• DATA EXTRACT:
────────────────

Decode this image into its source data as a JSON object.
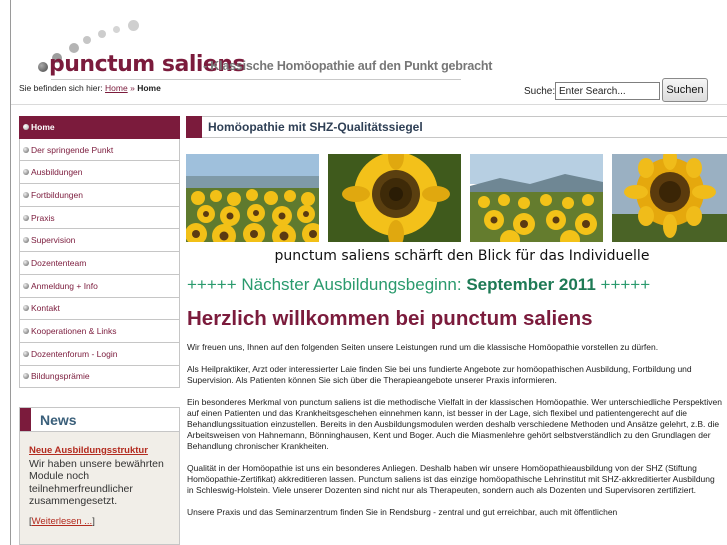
{
  "header": {
    "logo_main": "punctum saliens",
    "logo_sub": "- Klassische Homöopathie auf den Punkt gebracht",
    "logo_colors": {
      "brand": "#7b1b3c",
      "dots_dark": "#555555",
      "dots_light": "#cfcfcf"
    }
  },
  "breadcrumb": {
    "prefix": "Sie befinden sich hier:",
    "home_link": "Home",
    "separator": "»",
    "current": "Home"
  },
  "search": {
    "label": "Suche:",
    "input_value": "Enter Search...",
    "button_label": "Suchen"
  },
  "nav": {
    "items": [
      {
        "label": "Home",
        "active": true
      },
      {
        "label": "Der springende Punkt"
      },
      {
        "label": "Ausbildungen"
      },
      {
        "label": "Fortbildungen"
      },
      {
        "label": "Praxis"
      },
      {
        "label": "Supervision"
      },
      {
        "label": "Dozententeam"
      },
      {
        "label": "Anmeldung + Info"
      },
      {
        "label": "Kontakt"
      },
      {
        "label": "Kooperationen & Links"
      },
      {
        "label": "Dozentenforum - Login"
      },
      {
        "label": "Bildungsprämie"
      }
    ]
  },
  "news": {
    "title": "News",
    "link": "Neue Ausbildungsstruktur",
    "text": "Wir haben unsere bewährten Module noch teilnehmerfreundlicher zusammengesetzt.",
    "more_open": "[",
    "more_link": "Weiterlesen ...",
    "more_close": "]"
  },
  "main": {
    "section_title": "Homöopathie mit SHZ-Qualitätssiegel",
    "tagline": "punctum saliens schärft den Blick für das Individuelle",
    "announce_prefix": "+++++ Nächster Ausbildungsbeginn:",
    "announce_date": "September 2011",
    "announce_suffix": "+++++",
    "welcome": "Herzlich willkommen bei punctum saliens",
    "paragraphs": [
      "Wir freuen uns, Ihnen auf den folgenden Seiten unsere Leistungen rund um die klassische Homöopathie vorstellen zu dürfen.",
      "Als Heilpraktiker, Arzt oder interessierter Laie finden Sie bei uns fundierte Angebote zur homöopathischen Ausbildung, Fortbildung und Supervision. Als Patienten können Sie sich über die Therapieangebote unserer Praxis informieren.",
      "Ein besonderes Merkmal von punctum saliens ist die methodische Vielfalt in der klassischen Homöopathie. Wer unterschiedliche Perspektiven auf einen Patienten und das Krankheitsgeschehen einnehmen kann, ist besser in der Lage, sich flexibel und patientengerecht auf die Behandlungssituation einzustellen. Bereits in den Ausbildungsmodulen werden deshalb verschiedene Methoden und Ansätze gelehrt, z.B. die Arbeitsweisen von Hahnemann, Bönninghausen, Kent und Boger. Auch die Miasmenlehre gehört selbstverständlich zu den Grundlagen der Behandlung chronischer Krankheiten.",
      "Qualität in der Homöopathie ist uns ein besonderes Anliegen. Deshalb haben wir unsere Homöopathieausbildung von der SHZ (Stiftung Homöopathie-Zertifikat) akkreditieren lassen. Punctum saliens ist das einzige homöopathische Lehrinstitut mit SHZ-akkreditierter Ausbildung in Schleswig-Holstein. Viele unserer Dozenten sind nicht nur als Therapeuten, sondern auch als Dozenten und Supervisoren zertifiziert.",
      "Unsere Praxis und das Seminarzentrum finden Sie in Rendsburg - zentral und gut erreichbar, auch mit öffentlichen"
    ]
  },
  "photos": [
    {
      "name": "sunflower-field-photo-1"
    },
    {
      "name": "sunflower-closeup-photo"
    },
    {
      "name": "sunflower-field-photo-2"
    },
    {
      "name": "sunflower-sky-photo"
    }
  ]
}
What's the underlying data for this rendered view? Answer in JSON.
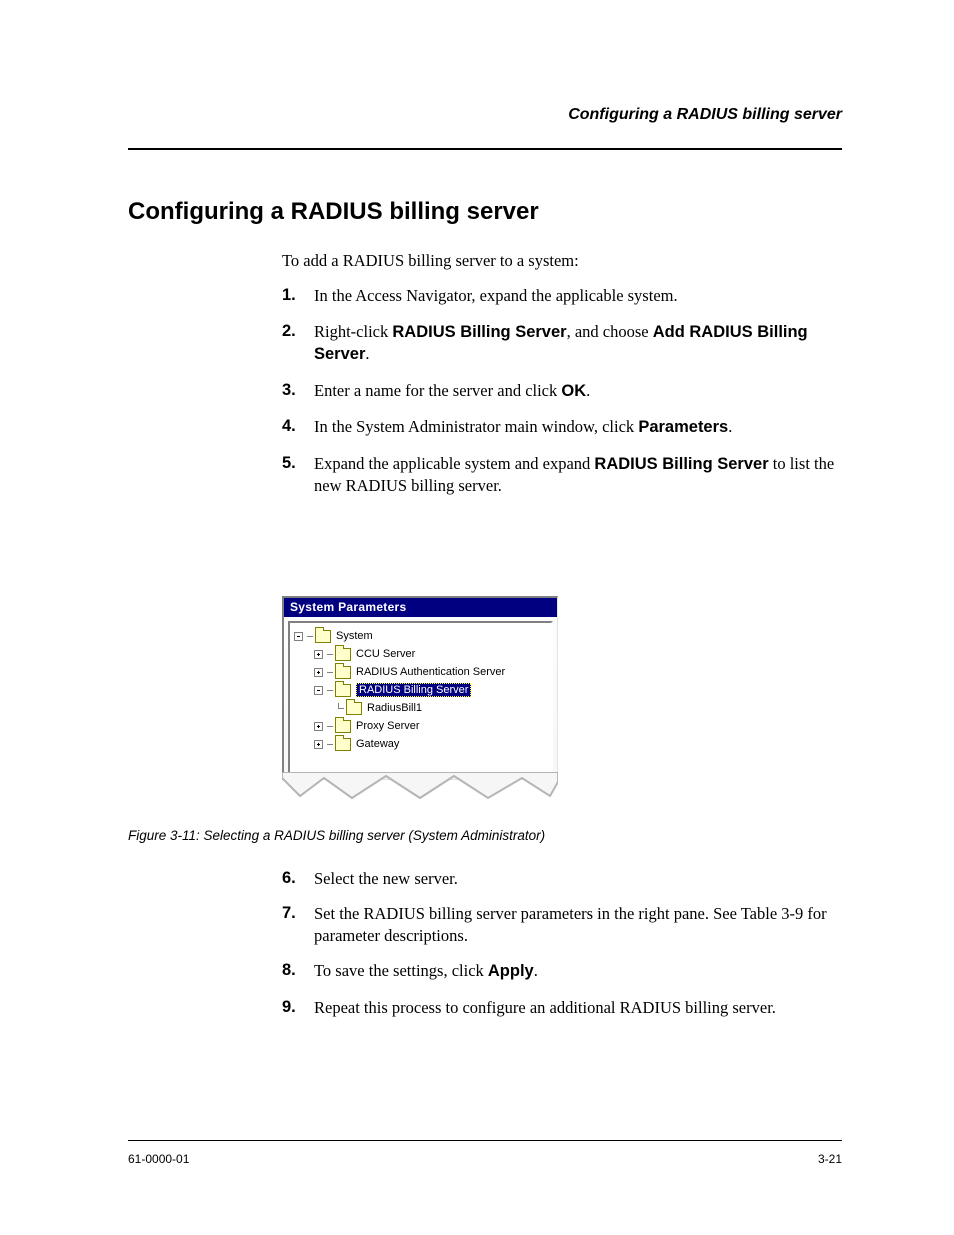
{
  "header": {
    "right": "Configuring a RADIUS billing server"
  },
  "h1": "Configuring a RADIUS billing server",
  "intro": "To add a RADIUS billing server to a system:",
  "steps_before": [
    {
      "num": "1.",
      "html": "In the Access Navigator, expand the applicable system."
    },
    {
      "num": "2.",
      "html": "Right-click <span class=\"label\">RADIUS Billing Server</span>, and choose <span class=\"label\">Add RADIUS Billing Server</span>."
    },
    {
      "num": "3.",
      "html": "Enter a name for the server and click <span class=\"label\">OK</span>."
    },
    {
      "num": "4.",
      "html": "In the System Administrator main window, click <span class=\"label\">Parameters</span>."
    },
    {
      "num": "5.",
      "html": "Expand the applicable system and expand <span class=\"label\">RADIUS Billing Server</span> to list the new RADIUS billing server."
    }
  ],
  "panel": {
    "title": "System Parameters",
    "tree": {
      "root": "System",
      "children": [
        {
          "label": "CCU Server",
          "state": "plus"
        },
        {
          "label": "RADIUS Authentication Server",
          "state": "plus"
        },
        {
          "label": "RADIUS Billing Server",
          "state": "minus",
          "selected": true,
          "children": [
            {
              "label": "RadiusBill1"
            }
          ]
        },
        {
          "label": "Proxy Server",
          "state": "plus"
        },
        {
          "label": "Gateway",
          "state": "plus"
        }
      ]
    }
  },
  "caption": "Figure 3-11: Selecting a RADIUS billing server (System Administrator)",
  "steps_after": [
    {
      "num": "6.",
      "html": "Select the new server."
    },
    {
      "num": "7.",
      "html": "Set the RADIUS billing server parameters in the right pane. See Table 3-9 for parameter descriptions."
    },
    {
      "num": "8.",
      "html": "To save the settings, click <span class=\"label\">Apply</span>."
    },
    {
      "num": "9.",
      "html": "Repeat this process to configure an additional RADIUS billing server."
    }
  ],
  "footer": {
    "left": "61-0000-01",
    "right": "3-21"
  }
}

────────────────

Using the listing above, gather each line that holds the string "name" and copy it.

• CORRECT RESPONSE:
      "name": "sunflower-field-photo-1"
      "name": "sunflower-closeup-photo"
      "name": "sunflower-field-photo-2"
      "name": "sunflower-sky-photo"
      "html": "Enter a name for the server and click <span class=\"label\">OK</span>."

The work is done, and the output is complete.